--- What this task involves ---
Look below and pull out each line with the word "JSON".

Start

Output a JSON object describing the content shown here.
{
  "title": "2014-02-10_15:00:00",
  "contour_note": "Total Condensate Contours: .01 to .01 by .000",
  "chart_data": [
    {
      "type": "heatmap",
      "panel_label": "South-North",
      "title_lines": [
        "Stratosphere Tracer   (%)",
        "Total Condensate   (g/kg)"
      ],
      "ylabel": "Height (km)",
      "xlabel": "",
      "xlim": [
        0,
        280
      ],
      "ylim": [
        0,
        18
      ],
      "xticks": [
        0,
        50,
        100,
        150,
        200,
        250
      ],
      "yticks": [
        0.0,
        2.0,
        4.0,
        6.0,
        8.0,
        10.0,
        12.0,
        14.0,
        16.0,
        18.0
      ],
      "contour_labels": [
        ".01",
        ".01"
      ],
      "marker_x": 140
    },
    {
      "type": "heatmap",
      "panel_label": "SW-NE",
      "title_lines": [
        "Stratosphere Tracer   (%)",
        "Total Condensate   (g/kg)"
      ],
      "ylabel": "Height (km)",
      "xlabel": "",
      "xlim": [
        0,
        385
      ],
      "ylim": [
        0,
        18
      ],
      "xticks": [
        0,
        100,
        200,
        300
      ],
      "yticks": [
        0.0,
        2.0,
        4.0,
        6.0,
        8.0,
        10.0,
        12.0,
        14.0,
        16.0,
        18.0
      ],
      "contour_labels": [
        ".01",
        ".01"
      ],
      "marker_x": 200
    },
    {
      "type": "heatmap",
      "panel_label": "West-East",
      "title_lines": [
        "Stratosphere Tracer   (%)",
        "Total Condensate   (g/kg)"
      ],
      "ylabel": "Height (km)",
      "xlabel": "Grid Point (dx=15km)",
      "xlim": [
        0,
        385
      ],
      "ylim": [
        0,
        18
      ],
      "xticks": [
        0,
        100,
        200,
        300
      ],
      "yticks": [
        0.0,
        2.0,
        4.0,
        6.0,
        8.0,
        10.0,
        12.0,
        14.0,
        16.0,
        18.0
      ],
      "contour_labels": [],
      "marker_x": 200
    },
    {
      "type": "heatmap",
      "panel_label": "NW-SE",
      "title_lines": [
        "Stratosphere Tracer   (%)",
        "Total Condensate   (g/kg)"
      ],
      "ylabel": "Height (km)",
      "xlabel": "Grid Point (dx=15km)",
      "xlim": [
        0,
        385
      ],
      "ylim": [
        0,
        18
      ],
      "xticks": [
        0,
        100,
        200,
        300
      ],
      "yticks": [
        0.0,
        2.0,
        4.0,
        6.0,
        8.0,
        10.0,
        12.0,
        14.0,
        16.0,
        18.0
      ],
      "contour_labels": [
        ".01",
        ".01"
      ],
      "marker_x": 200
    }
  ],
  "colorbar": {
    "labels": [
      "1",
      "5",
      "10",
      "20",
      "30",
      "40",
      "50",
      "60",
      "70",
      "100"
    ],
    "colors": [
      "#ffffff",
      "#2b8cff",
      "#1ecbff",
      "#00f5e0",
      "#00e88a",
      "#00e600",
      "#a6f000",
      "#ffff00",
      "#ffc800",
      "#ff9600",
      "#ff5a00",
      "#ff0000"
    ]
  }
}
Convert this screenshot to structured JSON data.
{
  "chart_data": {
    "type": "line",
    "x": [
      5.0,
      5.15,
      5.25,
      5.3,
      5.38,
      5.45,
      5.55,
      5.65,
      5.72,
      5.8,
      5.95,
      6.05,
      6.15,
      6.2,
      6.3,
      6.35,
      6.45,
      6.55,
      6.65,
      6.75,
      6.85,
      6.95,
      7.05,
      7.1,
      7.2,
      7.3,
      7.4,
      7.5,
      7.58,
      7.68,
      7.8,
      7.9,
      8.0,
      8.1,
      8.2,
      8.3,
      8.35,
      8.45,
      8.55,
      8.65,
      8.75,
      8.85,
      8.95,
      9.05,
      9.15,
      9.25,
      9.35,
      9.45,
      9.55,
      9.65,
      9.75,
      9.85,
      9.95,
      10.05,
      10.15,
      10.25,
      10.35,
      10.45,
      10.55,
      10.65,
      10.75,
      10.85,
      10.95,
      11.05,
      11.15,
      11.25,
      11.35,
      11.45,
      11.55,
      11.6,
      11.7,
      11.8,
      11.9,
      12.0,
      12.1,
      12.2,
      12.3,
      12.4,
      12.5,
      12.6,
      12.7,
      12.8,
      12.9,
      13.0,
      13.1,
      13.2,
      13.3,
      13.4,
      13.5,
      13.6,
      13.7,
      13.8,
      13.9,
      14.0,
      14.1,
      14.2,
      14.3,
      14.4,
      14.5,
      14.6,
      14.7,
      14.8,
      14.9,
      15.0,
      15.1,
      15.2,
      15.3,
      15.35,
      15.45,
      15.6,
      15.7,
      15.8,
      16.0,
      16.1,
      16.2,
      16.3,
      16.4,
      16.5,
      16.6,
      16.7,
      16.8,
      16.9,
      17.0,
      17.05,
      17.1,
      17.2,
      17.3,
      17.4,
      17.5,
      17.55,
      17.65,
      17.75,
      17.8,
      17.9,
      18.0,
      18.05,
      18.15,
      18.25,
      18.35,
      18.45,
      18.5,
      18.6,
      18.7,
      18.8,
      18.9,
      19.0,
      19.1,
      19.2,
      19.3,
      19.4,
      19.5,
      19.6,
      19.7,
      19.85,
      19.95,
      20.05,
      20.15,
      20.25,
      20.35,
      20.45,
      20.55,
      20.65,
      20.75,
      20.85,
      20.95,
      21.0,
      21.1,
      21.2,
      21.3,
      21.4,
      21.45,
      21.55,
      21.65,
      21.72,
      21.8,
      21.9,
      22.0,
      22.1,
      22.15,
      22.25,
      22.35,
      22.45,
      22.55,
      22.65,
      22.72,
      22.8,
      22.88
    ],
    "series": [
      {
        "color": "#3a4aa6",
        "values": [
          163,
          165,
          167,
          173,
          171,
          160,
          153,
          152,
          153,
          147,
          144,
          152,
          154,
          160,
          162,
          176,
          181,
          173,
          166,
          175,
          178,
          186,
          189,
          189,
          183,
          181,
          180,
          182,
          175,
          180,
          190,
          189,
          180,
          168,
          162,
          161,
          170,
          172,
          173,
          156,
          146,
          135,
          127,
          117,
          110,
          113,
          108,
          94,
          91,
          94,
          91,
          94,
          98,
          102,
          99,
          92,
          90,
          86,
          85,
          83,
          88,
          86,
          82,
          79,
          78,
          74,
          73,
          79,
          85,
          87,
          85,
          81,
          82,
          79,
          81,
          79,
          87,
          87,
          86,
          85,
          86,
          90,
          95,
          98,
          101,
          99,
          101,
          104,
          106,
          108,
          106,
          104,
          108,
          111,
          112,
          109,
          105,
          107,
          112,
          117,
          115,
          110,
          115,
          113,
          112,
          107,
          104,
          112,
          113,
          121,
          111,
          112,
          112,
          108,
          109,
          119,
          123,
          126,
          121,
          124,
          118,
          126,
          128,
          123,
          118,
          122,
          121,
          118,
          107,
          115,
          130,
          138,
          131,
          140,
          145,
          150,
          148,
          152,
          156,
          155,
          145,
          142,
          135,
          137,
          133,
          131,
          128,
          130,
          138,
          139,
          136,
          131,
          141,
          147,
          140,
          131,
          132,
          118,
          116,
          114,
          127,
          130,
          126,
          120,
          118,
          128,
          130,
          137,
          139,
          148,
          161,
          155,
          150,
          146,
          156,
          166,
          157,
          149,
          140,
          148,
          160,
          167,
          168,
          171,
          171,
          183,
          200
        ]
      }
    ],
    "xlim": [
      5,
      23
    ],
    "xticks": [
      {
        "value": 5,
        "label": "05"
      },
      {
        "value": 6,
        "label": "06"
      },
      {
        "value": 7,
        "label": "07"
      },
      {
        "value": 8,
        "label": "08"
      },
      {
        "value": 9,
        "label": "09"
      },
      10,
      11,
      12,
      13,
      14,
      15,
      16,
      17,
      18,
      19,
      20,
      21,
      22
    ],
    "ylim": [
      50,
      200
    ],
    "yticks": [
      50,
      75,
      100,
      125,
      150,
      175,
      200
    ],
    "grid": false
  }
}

End

--- Result of this exercise ---
Output a JSON object describing the content shown here.
Convert this screenshot to structured JSON data.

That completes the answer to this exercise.